### Data lines
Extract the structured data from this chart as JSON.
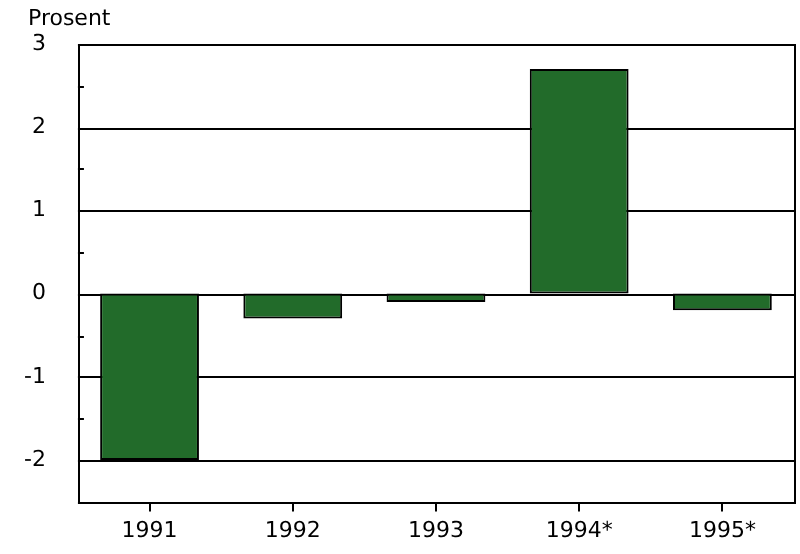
{
  "chart_data": {
    "type": "bar",
    "ylabel": "Prosent",
    "categories": [
      "1991",
      "1992",
      "1993",
      "1994*",
      "1995*"
    ],
    "values": [
      -2.0,
      -0.3,
      -0.1,
      2.7,
      -0.2
    ],
    "color": "#226b2a",
    "ylim": [
      -2.5,
      3
    ],
    "yticks": [
      {
        "value": -2.5,
        "label": null
      },
      -2,
      {
        "value": -1.5,
        "label": null
      },
      -1,
      {
        "value": -0.5,
        "label": null
      },
      0,
      {
        "value": 0.5,
        "label": null
      },
      1,
      {
        "value": 1.5,
        "label": null
      },
      2,
      {
        "value": 2.5,
        "label": null
      },
      3
    ],
    "grid": "y"
  }
}
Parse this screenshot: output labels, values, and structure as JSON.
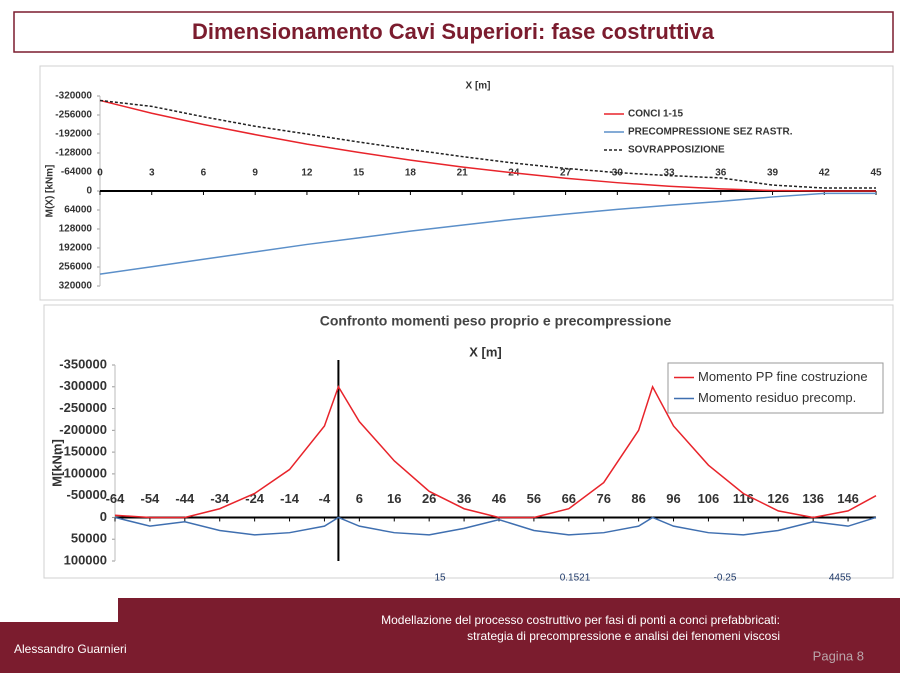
{
  "header": {
    "title": "Dimensionamento Cavi Superiori: fase costruttiva"
  },
  "chart_data": [
    {
      "type": "line",
      "x_label": "X [m]",
      "y_label": "M(X) [kNm]",
      "y_inverted": true,
      "legend": "top-right",
      "x": [
        0,
        3,
        6,
        9,
        12,
        15,
        18,
        21,
        24,
        27,
        30,
        33,
        36,
        39,
        42,
        45
      ],
      "xlim": [
        0,
        45
      ],
      "xticks": [
        0,
        3,
        6,
        9,
        12,
        15,
        18,
        21,
        24,
        27,
        30,
        33,
        36,
        39,
        42,
        45
      ],
      "ylim": [
        -320000,
        320000
      ],
      "yticks": [
        -320000,
        -256000,
        -192000,
        -128000,
        -64000,
        0,
        64000,
        128000,
        192000,
        256000,
        320000
      ],
      "series": [
        {
          "name": "CONCI 1-15",
          "color": "#e8242b",
          "values": [
            -305000,
            -262000,
            -224000,
            -190000,
            -158000,
            -130000,
            -104000,
            -81000,
            -61000,
            -43000,
            -28000,
            -16000,
            -7000,
            -1500,
            0,
            0
          ]
        },
        {
          "name": "PRECOMPRESSIONE SEZ RASTR.",
          "color": "#5b8fc9",
          "values": [
            280000,
            255000,
            230000,
            205000,
            180000,
            158000,
            135000,
            115000,
            95000,
            78000,
            62000,
            48000,
            35000,
            20000,
            8000,
            8000
          ]
        },
        {
          "name": "SOVRAPPOSIZIONE",
          "color": "#222222",
          "dashed": true,
          "values": [
            -305000,
            -285000,
            -250000,
            -218000,
            -192000,
            -165000,
            -140000,
            -116000,
            -94000,
            -76000,
            -62000,
            -52000,
            -44000,
            -20000,
            -10000,
            -10000
          ]
        }
      ]
    },
    {
      "type": "line",
      "title": "Confronto momenti peso proprio e precompressione",
      "x_label": "X [m]",
      "y_label": "M[kNm]",
      "y_inverted": true,
      "legend": "top-right",
      "x": [
        -64,
        -54,
        -44,
        -34,
        -24,
        -14,
        -4,
        0,
        6,
        16,
        26,
        36,
        46,
        56,
        66,
        76,
        86,
        90,
        96,
        106,
        116,
        126,
        136,
        146,
        154
      ],
      "xlim": [
        -64,
        154
      ],
      "xticks": [
        -64,
        -54,
        -44,
        -34,
        -24,
        -14,
        -4,
        6,
        16,
        26,
        36,
        46,
        56,
        66,
        76,
        86,
        96,
        106,
        116,
        126,
        136,
        146
      ],
      "ylim": [
        -350000,
        100000
      ],
      "yticks": [
        -350000,
        -300000,
        -250000,
        -200000,
        -150000,
        -100000,
        -50000,
        0,
        50000,
        100000
      ],
      "series": [
        {
          "name": "Momento PP fine costruzione",
          "color": "#e8242b",
          "values": [
            -5000,
            0,
            0,
            -20000,
            -55000,
            -110000,
            -210000,
            -300000,
            -220000,
            -130000,
            -60000,
            -20000,
            0,
            0,
            -20000,
            -80000,
            -200000,
            -300000,
            -210000,
            -120000,
            -55000,
            -15000,
            0,
            -15000,
            -50000
          ]
        },
        {
          "name": "Momento residuo precomp.",
          "color": "#3f6fb0",
          "values": [
            0,
            20000,
            10000,
            30000,
            40000,
            35000,
            20000,
            0,
            20000,
            35000,
            40000,
            25000,
            5000,
            30000,
            40000,
            35000,
            20000,
            0,
            20000,
            35000,
            40000,
            30000,
            10000,
            20000,
            0
          ]
        }
      ]
    }
  ],
  "background_fragments": [
    "15",
    "0.1521",
    "-0.25",
    "4455"
  ],
  "footer": {
    "author": "Alessandro Guarnieri",
    "description": "Modellazione del processo costruttivo per fasi di ponti a conci prefabbricati: strategia di precompressione e analisi dei fenomeni viscosi",
    "page": "Pagina 8"
  }
}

### Exercise details
The records shown above are to be repeated exactly, with the pictures left out.

### Expected answer
Extract the structured data from this chart as JSON.
{
  "chart_data": {
    "type": "bar",
    "ylabel": "Prosent",
    "categories": [
      "1991",
      "1992",
      "1993",
      "1994*",
      "1995*"
    ],
    "values": [
      -2.0,
      -0.3,
      -0.1,
      2.7,
      -0.2
    ],
    "color": "#226b2a",
    "ylim": [
      -2.5,
      3
    ],
    "yticks": [
      {
        "value": -2.5,
        "label": null
      },
      -2,
      {
        "value": -1.5,
        "label": null
      },
      -1,
      {
        "value": -0.5,
        "label": null
      },
      0,
      {
        "value": 0.5,
        "label": null
      },
      1,
      {
        "value": 1.5,
        "label": null
      },
      2,
      {
        "value": 2.5,
        "label": null
      },
      3
    ],
    "grid": "y"
  }
}
Parse this screenshot: output labels, values, and structure as JSON.
{
  "header": {
    "title": "Dimensionamento Cavi Superiori: fase costruttiva"
  },
  "chart_data": [
    {
      "type": "line",
      "x_label": "X [m]",
      "y_label": "M(X) [kNm]",
      "y_inverted": true,
      "legend": "top-right",
      "x": [
        0,
        3,
        6,
        9,
        12,
        15,
        18,
        21,
        24,
        27,
        30,
        33,
        36,
        39,
        42,
        45
      ],
      "xlim": [
        0,
        45
      ],
      "xticks": [
        0,
        3,
        6,
        9,
        12,
        15,
        18,
        21,
        24,
        27,
        30,
        33,
        36,
        39,
        42,
        45
      ],
      "ylim": [
        -320000,
        320000
      ],
      "yticks": [
        -320000,
        -256000,
        -192000,
        -128000,
        -64000,
        0,
        64000,
        128000,
        192000,
        256000,
        320000
      ],
      "series": [
        {
          "name": "CONCI 1-15",
          "color": "#e8242b",
          "values": [
            -305000,
            -262000,
            -224000,
            -190000,
            -158000,
            -130000,
            -104000,
            -81000,
            -61000,
            -43000,
            -28000,
            -16000,
            -7000,
            -1500,
            0,
            0
          ]
        },
        {
          "name": "PRECOMPRESSIONE SEZ RASTR.",
          "color": "#5b8fc9",
          "values": [
            280000,
            255000,
            230000,
            205000,
            180000,
            158000,
            135000,
            115000,
            95000,
            78000,
            62000,
            48000,
            35000,
            20000,
            8000,
            8000
          ]
        },
        {
          "name": "SOVRAPPOSIZIONE",
          "color": "#222222",
          "dashed": true,
          "values": [
            -305000,
            -285000,
            -250000,
            -218000,
            -192000,
            -165000,
            -140000,
            -116000,
            -94000,
            -76000,
            -62000,
            -52000,
            -44000,
            -20000,
            -10000,
            -10000
          ]
        }
      ]
    },
    {
      "type": "line",
      "title": "Confronto momenti peso proprio e precompressione",
      "x_label": "X [m]",
      "y_label": "M[kNm]",
      "y_inverted": true,
      "legend": "top-right",
      "x": [
        -64,
        -54,
        -44,
        -34,
        -24,
        -14,
        -4,
        0,
        6,
        16,
        26,
        36,
        46,
        56,
        66,
        76,
        86,
        90,
        96,
        106,
        116,
        126,
        136,
        146,
        154
      ],
      "xlim": [
        -64,
        154
      ],
      "xticks": [
        -64,
        -54,
        -44,
        -34,
        -24,
        -14,
        -4,
        6,
        16,
        26,
        36,
        46,
        56,
        66,
        76,
        86,
        96,
        106,
        116,
        126,
        136,
        146
      ],
      "ylim": [
        -350000,
        100000
      ],
      "yticks": [
        -350000,
        -300000,
        -250000,
        -200000,
        -150000,
        -100000,
        -50000,
        0,
        50000,
        100000
      ],
      "series": [
        {
          "name": "Momento PP fine costruzione",
          "color": "#e8242b",
          "values": [
            -5000,
            0,
            0,
            -20000,
            -55000,
            -110000,
            -210000,
            -300000,
            -220000,
            -130000,
            -60000,
            -20000,
            0,
            0,
            -20000,
            -80000,
            -200000,
            -300000,
            -210000,
            -120000,
            -55000,
            -15000,
            0,
            -15000,
            -50000
          ]
        },
        {
          "name": "Momento residuo precomp.",
          "color": "#3f6fb0",
          "values": [
            0,
            20000,
            10000,
            30000,
            40000,
            35000,
            20000,
            0,
            20000,
            35000,
            40000,
            25000,
            5000,
            30000,
            40000,
            35000,
            20000,
            0,
            20000,
            35000,
            40000,
            30000,
            10000,
            20000,
            0
          ]
        }
      ]
    }
  ],
  "background_fragments": [
    "15",
    "0.1521",
    "-0.25",
    "4455"
  ],
  "footer": {
    "author": "Alessandro Guarnieri",
    "description": "Modellazione del processo costruttivo per fasi di ponti a conci prefabbricati: strategia di precompressione e analisi dei fenomeni viscosi",
    "page": "Pagina 8"
  }
}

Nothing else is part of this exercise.